### Rows from a dataset
|---|
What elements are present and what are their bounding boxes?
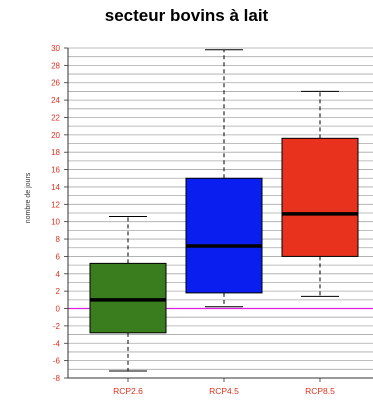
y-tick-label: 8 [56, 235, 61, 244]
y-tick-label: 18 [51, 148, 60, 157]
box-series [89, 49, 359, 372]
y-tick-label: -4 [53, 339, 61, 348]
x-category-label: RCP8.5 [305, 386, 335, 396]
x-axis-categories: RCP2.6 RCP4.5 RCP8.5 [113, 378, 335, 396]
y-tick-label: 0 [56, 305, 61, 314]
y-tick-label: 6 [56, 252, 61, 261]
y-tick-label: -6 [53, 357, 61, 366]
y-tick-label: 20 [51, 131, 60, 140]
y-tick-label: 10 [51, 218, 60, 227]
y-tick-label: 16 [51, 166, 60, 175]
y-tick-label: -2 [53, 322, 61, 331]
y-tick-label: 12 [51, 200, 60, 209]
box-iqr [185, 177, 263, 294]
box-RCP2.6 [89, 215, 167, 372]
y-tick-label: 4 [56, 270, 61, 279]
chart-title: secteur bovins à lait [104, 6, 269, 25]
y-tick-label: 28 [51, 61, 60, 70]
y-tick-label: 14 [51, 183, 60, 192]
box-RCP8.5 [281, 90, 359, 297]
y-tick-label: 30 [51, 44, 60, 53]
box-RCP4.5 [185, 49, 263, 308]
y-axis-label: nombre de jours [25, 172, 32, 223]
x-category-label: RCP4.5 [209, 386, 239, 396]
y-tick-label: 26 [51, 79, 60, 88]
box-iqr [281, 137, 359, 257]
y-tick-label: -8 [53, 374, 61, 383]
y-tick-label: 22 [51, 113, 60, 122]
x-category-label: RCP2.6 [113, 386, 143, 396]
y-tick-label: 2 [56, 287, 61, 296]
y-tick-label: 24 [51, 96, 60, 105]
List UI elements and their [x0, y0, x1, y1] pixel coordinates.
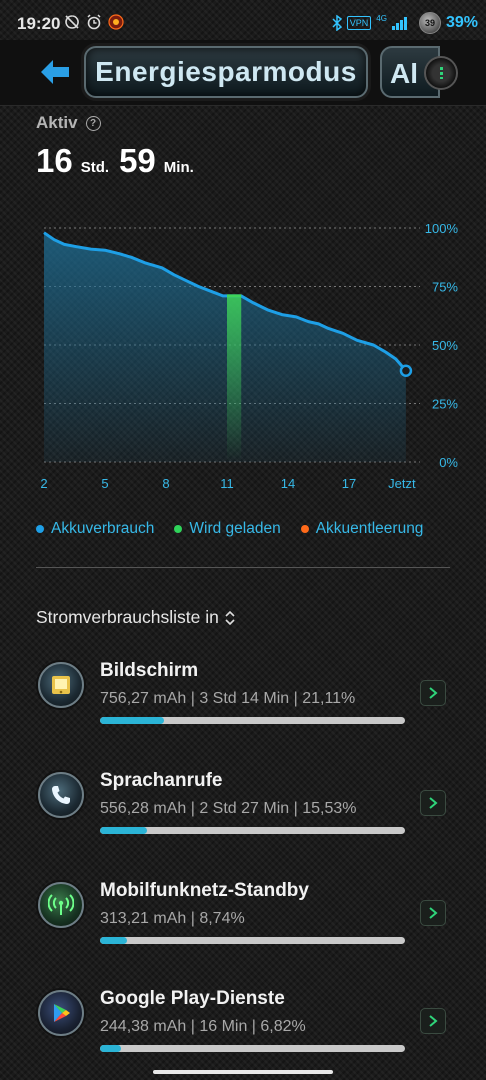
list-item[interactable]: Google Play-Dienste 244,38 mAh | 16 Min … [0, 988, 486, 1080]
sort-arrows-icon [225, 610, 235, 625]
status-icons-left [64, 14, 124, 30]
usage-line [43, 231, 408, 372]
x-tick-label: 5 [101, 476, 108, 491]
signal-icon [391, 17, 407, 30]
current-point [399, 364, 413, 377]
duration-minutes-unit: Min. [163, 159, 194, 176]
duration-hours: 16 [36, 142, 73, 179]
network-type: 4G [376, 13, 387, 23]
help-icon[interactable]: ? [85, 115, 101, 131]
item-stats: 556,28 mAh | 2 Std 27 Min | 15,53% [100, 800, 357, 817]
list-item[interactable]: Bildschirm 756,27 mAh | 3 Std 14 Min | 2… [0, 660, 486, 760]
legend-label-charging: Wird geladen [189, 520, 281, 537]
battery-chart: 100% 75% 50% 25% 0% 2 5 8 11 14 17 Jetzt [40, 221, 459, 491]
status-time: 19:20 [17, 14, 61, 33]
back-arrow-icon[interactable] [38, 56, 72, 88]
page-title: Energiesparmodus [95, 56, 357, 87]
chevron-right-icon[interactable] [420, 1008, 446, 1034]
y-tick-label: 100% [425, 221, 459, 236]
x-tick-label: 17 [342, 476, 356, 491]
usage-list-sort[interactable]: Stromverbrauchsliste in [36, 607, 235, 628]
y-tick-label: 75% [432, 280, 458, 295]
chevron-right-icon[interactable] [420, 900, 446, 926]
item-name: Google Play-Dienste [100, 988, 285, 1009]
legend-label-usage: Akkuverbrauch [51, 520, 155, 537]
chevron-right-icon[interactable] [420, 790, 446, 816]
list-item[interactable]: Sprachanrufe 556,28 mAh | 2 Std 27 Min |… [0, 770, 486, 870]
legend-item-usage: Akkuverbrauch [36, 520, 154, 538]
more-vert-icon [439, 67, 443, 79]
legend-dot-usage [36, 525, 44, 533]
usage-bar [100, 827, 405, 834]
x-tick-label: 8 [162, 476, 169, 491]
usage-bar [100, 937, 405, 944]
battery-percent: 39% [445, 14, 478, 31]
more-options-button[interactable] [424, 56, 458, 90]
home-indicator[interactable] [153, 1070, 333, 1074]
active-section-label: Aktiv ? [36, 113, 101, 133]
duration-minutes: 59 [119, 142, 156, 179]
charging-band [227, 295, 242, 462]
usage-bar-fill [100, 717, 165, 724]
usage-list-header: Stromverbrauchsliste in [36, 607, 219, 627]
x-tick-label: Jetzt [388, 476, 416, 491]
bluetooth-icon [332, 15, 342, 31]
item-name: Mobilfunknetz-Standby [100, 880, 309, 901]
next-tab[interactable]: Al [380, 46, 440, 98]
usage-bar-fill [100, 827, 148, 834]
item-stats: 313,21 mAh | 8,74% [100, 910, 245, 927]
x-tick-label: 14 [281, 476, 295, 491]
x-tick-label: 11 [220, 476, 234, 491]
item-stats: 244,38 mAh | 16 Min | 6,82% [100, 1018, 306, 1035]
screen-icon [38, 662, 84, 708]
usage-bar-fill [100, 937, 127, 944]
legend-dot-drain [300, 525, 309, 533]
alarm-icon [87, 14, 101, 30]
app-bar: Energiesparmodus Al [0, 40, 486, 106]
status-icons-right: VPN 4G 39 39% [332, 12, 478, 34]
active-duration: 16 Std. 59 Min. [36, 142, 204, 180]
item-name: Sprachanrufe [100, 770, 223, 791]
status-bar: 19:20 VPN 4G 39 39% [0, 0, 486, 40]
page-title-tab: Energiesparmodus [84, 46, 368, 98]
phone-icon [38, 772, 84, 818]
usage-area [44, 232, 406, 462]
duration-hours-unit: Std. [80, 159, 110, 176]
usage-bar [100, 1045, 405, 1052]
chart-legend: Akkuverbrauch Wird geladen Akkuentleerun… [36, 520, 423, 538]
usage-bar-fill [100, 1045, 121, 1052]
legend-dot-charging [174, 525, 183, 533]
app-notification-icon [108, 14, 124, 30]
next-tab-label: Al [390, 58, 418, 89]
active-label: Aktiv [36, 113, 78, 132]
antenna-icon [38, 882, 84, 928]
legend-item-drain: Akkuentleerung [300, 520, 424, 538]
usage-bar [100, 717, 405, 724]
y-tick-label: 25% [432, 397, 458, 412]
legend-label-drain: Akkuentleerung [315, 520, 424, 537]
divider [36, 567, 450, 568]
item-name: Bildschirm [100, 660, 199, 681]
battery-icon: 39 [418, 12, 441, 34]
legend-item-charging: Wird geladen [174, 520, 281, 538]
y-tick-label: 0% [439, 455, 458, 470]
x-tick-label: 2 [40, 476, 47, 491]
y-tick-label: 50% [432, 338, 458, 353]
do-not-disturb-icon [65, 15, 79, 29]
vpn-badge: VPN [346, 16, 372, 30]
chevron-right-icon[interactable] [420, 680, 446, 706]
item-stats: 756,27 mAh | 3 Std 14 Min | 21,11% [100, 690, 356, 707]
play-icon [38, 990, 84, 1036]
list-item[interactable]: Mobilfunknetz-Standby 313,21 mAh | 8,74% [0, 880, 486, 980]
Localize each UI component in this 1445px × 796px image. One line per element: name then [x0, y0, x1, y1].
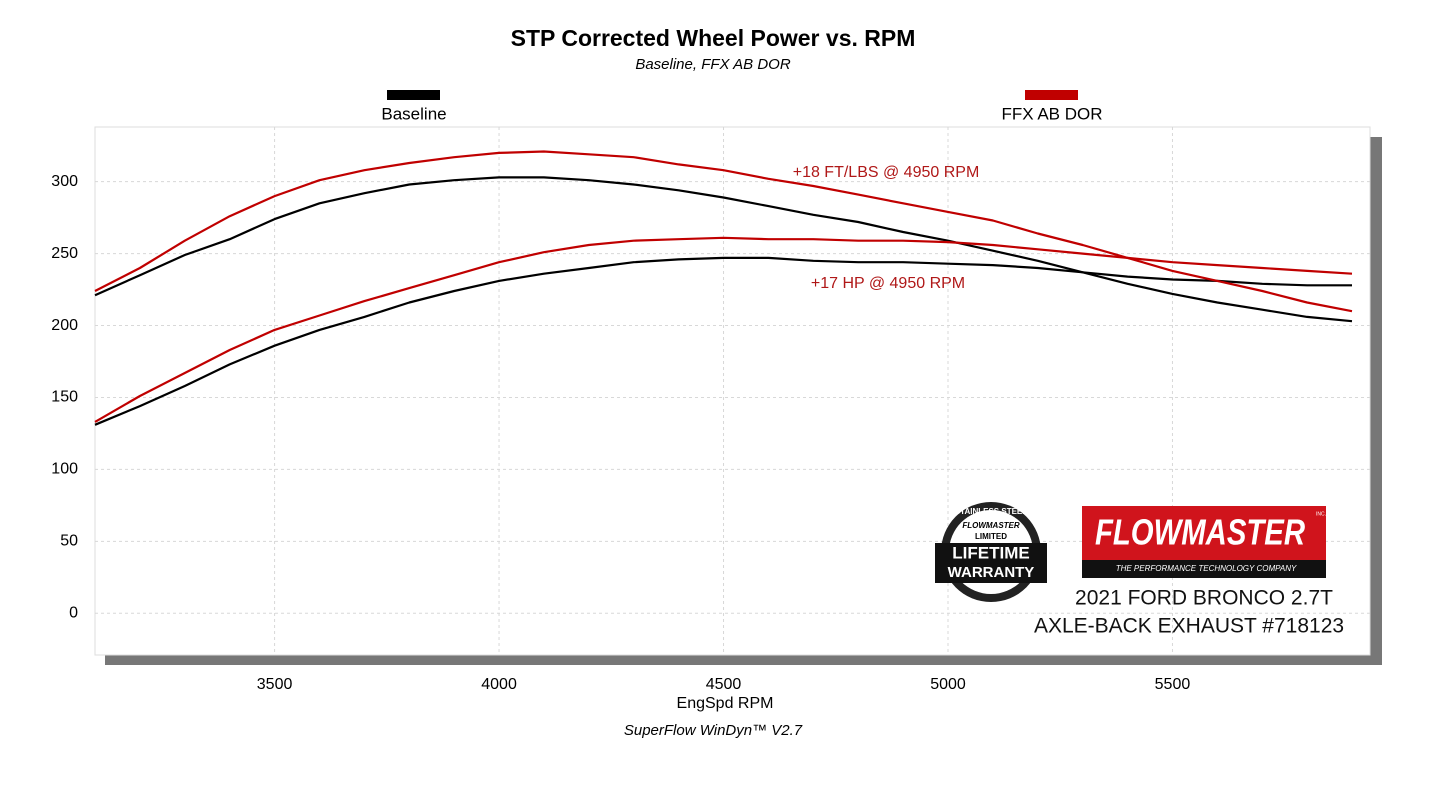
|---|
Rewrite all the items above, changing every "item-stats" to "item-summary" and keeping everything else the same. Leave the pictures out.

### Answer in full
What elements are present and what are their bounding boxes?
y-tick-label: 8 [56, 235, 61, 244]
y-tick-label: 18 [51, 148, 60, 157]
box-series [89, 49, 359, 372]
y-tick-label: -4 [53, 339, 61, 348]
x-category-label: RCP8.5 [305, 386, 335, 396]
x-axis-categories: RCP2.6 RCP4.5 RCP8.5 [113, 378, 335, 396]
y-tick-label: 0 [56, 305, 61, 314]
y-tick-label: 6 [56, 252, 61, 261]
y-tick-label: -6 [53, 357, 61, 366]
y-tick-label: 20 [51, 131, 60, 140]
y-tick-label: 10 [51, 218, 60, 227]
y-tick-label: 16 [51, 166, 60, 175]
y-tick-label: -2 [53, 322, 61, 331]
y-tick-label: 12 [51, 200, 60, 209]
box-iqr [185, 177, 263, 294]
box-RCP2.6 [89, 215, 167, 372]
y-tick-label: 4 [56, 270, 61, 279]
chart-title: secteur bovins à lait [104, 6, 269, 25]
y-tick-label: 28 [51, 61, 60, 70]
y-tick-label: 14 [51, 183, 60, 192]
box-RCP8.5 [281, 90, 359, 297]
y-tick-label: 30 [51, 44, 60, 53]
box-RCP4.5 [185, 49, 263, 308]
y-axis-label: nombre de jours [25, 172, 32, 223]
x-category-label: RCP4.5 [209, 386, 239, 396]
y-tick-label: 26 [51, 79, 60, 88]
box-iqr [281, 137, 359, 257]
y-tick-label: -8 [53, 374, 61, 383]
y-tick-label: 22 [51, 113, 60, 122]
x-category-label: RCP2.6 [113, 386, 143, 396]
y-tick-label: 2 [56, 287, 61, 296]
y-tick-label: 24 [51, 96, 60, 105]
List UI elements and their [x0, y0, x1, y1] pixel coordinates.
list-item[interactable]: Google Play-Dienste 244,38 mAh | 16 Min … [0, 988, 486, 1080]
sort-arrows-icon [225, 610, 235, 625]
status-icons-left [64, 14, 124, 30]
usage-line [43, 231, 408, 372]
x-tick-label: 5 [101, 476, 108, 491]
signal-icon [391, 17, 407, 30]
current-point [399, 364, 413, 377]
duration-minutes-unit: Min. [163, 159, 194, 176]
duration-hours: 16 [36, 142, 73, 179]
network-type: 4G [376, 13, 387, 23]
help-icon[interactable]: ? [85, 115, 101, 131]
item-summary: 556,28 mAh | 2 Std 27 Min | 15,53% [100, 800, 357, 817]
list-item[interactable]: Bildschirm 756,27 mAh | 3 Std 14 Min | 2… [0, 660, 486, 760]
legend-label-charging: Wird geladen [189, 520, 281, 537]
battery-chart: 100% 75% 50% 25% 0% 2 5 8 11 14 17 Jetzt [40, 221, 459, 491]
status-time: 19:20 [17, 14, 61, 33]
back-arrow-icon[interactable] [38, 56, 72, 88]
page-title: Energiesparmodus [95, 56, 357, 87]
chevron-right-icon[interactable] [420, 1008, 446, 1034]
y-tick-label: 100% [425, 221, 459, 236]
x-tick-label: 17 [342, 476, 356, 491]
usage-list-sort[interactable]: Stromverbrauchsliste in [36, 607, 235, 628]
y-tick-label: 75% [432, 280, 458, 295]
chevron-right-icon[interactable] [420, 900, 446, 926]
item-name: Google Play-Dienste [100, 988, 285, 1009]
legend-label-usage: Akkuverbrauch [51, 520, 155, 537]
chevron-right-icon[interactable] [420, 790, 446, 816]
list-item[interactable]: Sprachanrufe 556,28 mAh | 2 Std 27 Min |… [0, 770, 486, 870]
legend-item-usage: Akkuverbrauch [36, 520, 154, 538]
more-vert-icon [439, 67, 443, 79]
legend-dot-usage [36, 525, 44, 533]
usage-bar [100, 827, 405, 834]
x-tick-label: 8 [162, 476, 169, 491]
usage-bar [100, 937, 405, 944]
battery-percent: 39% [445, 14, 478, 31]
more-options-button[interactable] [424, 56, 458, 90]
home-indicator[interactable] [153, 1070, 333, 1074]
active-section-label: Aktiv ? [36, 113, 101, 133]
duration-minutes: 59 [119, 142, 156, 179]
charging-band [227, 295, 242, 462]
usage-bar-fill [100, 717, 165, 724]
usage-list-header: Stromverbrauchsliste in [36, 607, 219, 627]
x-tick-label: Jetzt [388, 476, 416, 491]
bluetooth-icon [332, 15, 342, 31]
item-name: Mobilfunknetz-Standby [100, 880, 309, 901]
next-tab[interactable]: Al [380, 46, 440, 98]
usage-bar-fill [100, 827, 148, 834]
item-summary: 313,21 mAh | 8,74% [100, 910, 245, 927]
x-tick-label: 14 [281, 476, 295, 491]
x-tick-label: 11 [220, 476, 234, 491]
item-summary: 244,38 mAh | 16 Min | 6,82% [100, 1018, 306, 1035]
screen-icon [38, 662, 84, 708]
usage-bar-fill [100, 937, 127, 944]
legend-dot-drain [300, 525, 309, 533]
alarm-icon [87, 14, 101, 30]
app-bar: Energiesparmodus Al [0, 40, 486, 106]
status-icons-right: VPN 4G 39 39% [332, 12, 478, 34]
active-duration: 16 Std. 59 Min. [36, 142, 204, 180]
item-name: Sprachanrufe [100, 770, 223, 791]
status-bar: 19:20 VPN 4G 39 39% [0, 0, 486, 40]
page-title-tab: Energiesparmodus [84, 46, 368, 98]
phone-icon [38, 772, 84, 818]
usage-area [44, 232, 406, 462]
duration-hours-unit: Std. [80, 159, 110, 176]
usage-bar [100, 1045, 405, 1052]
chart-legend: Akkuverbrauch Wird geladen Akkuentleerun… [36, 520, 423, 538]
usage-bar-fill [100, 1045, 121, 1052]
legend-dot-charging [174, 525, 183, 533]
app-notification-icon [108, 14, 124, 30]
next-tab-label: Al [390, 58, 418, 89]
active-label: Aktiv [36, 113, 78, 132]
antenna-icon [38, 882, 84, 928]
legend-item-drain: Akkuentleerung [300, 520, 424, 538]
usage-bar [100, 717, 405, 724]
y-tick-label: 25% [432, 397, 458, 412]
legend-label-drain: Akkuentleerung [315, 520, 424, 537]
divider [36, 567, 450, 568]
item-name: Bildschirm [100, 660, 199, 681]
battery-icon: 39 [418, 12, 441, 34]
legend-item-charging: Wird geladen [174, 520, 281, 538]
y-tick-label: 0% [439, 455, 458, 470]
x-tick-label: 2 [40, 476, 47, 491]
y-tick-label: 50% [432, 338, 458, 353]
do-not-disturb-icon [65, 15, 79, 29]
vpn-badge: VPN [346, 16, 372, 30]
chevron-right-icon[interactable] [420, 680, 446, 706]
item-summary: 756,27 mAh | 3 Std 14 Min | 21,11% [100, 690, 356, 707]
play-icon [38, 990, 84, 1036]
list-item[interactable]: Mobilfunknetz-Standby 313,21 mAh | 8,74% [0, 880, 486, 980]
Localize each UI component in this 1445px × 796px image. One line per element: name then [x0, y0, x1, y1].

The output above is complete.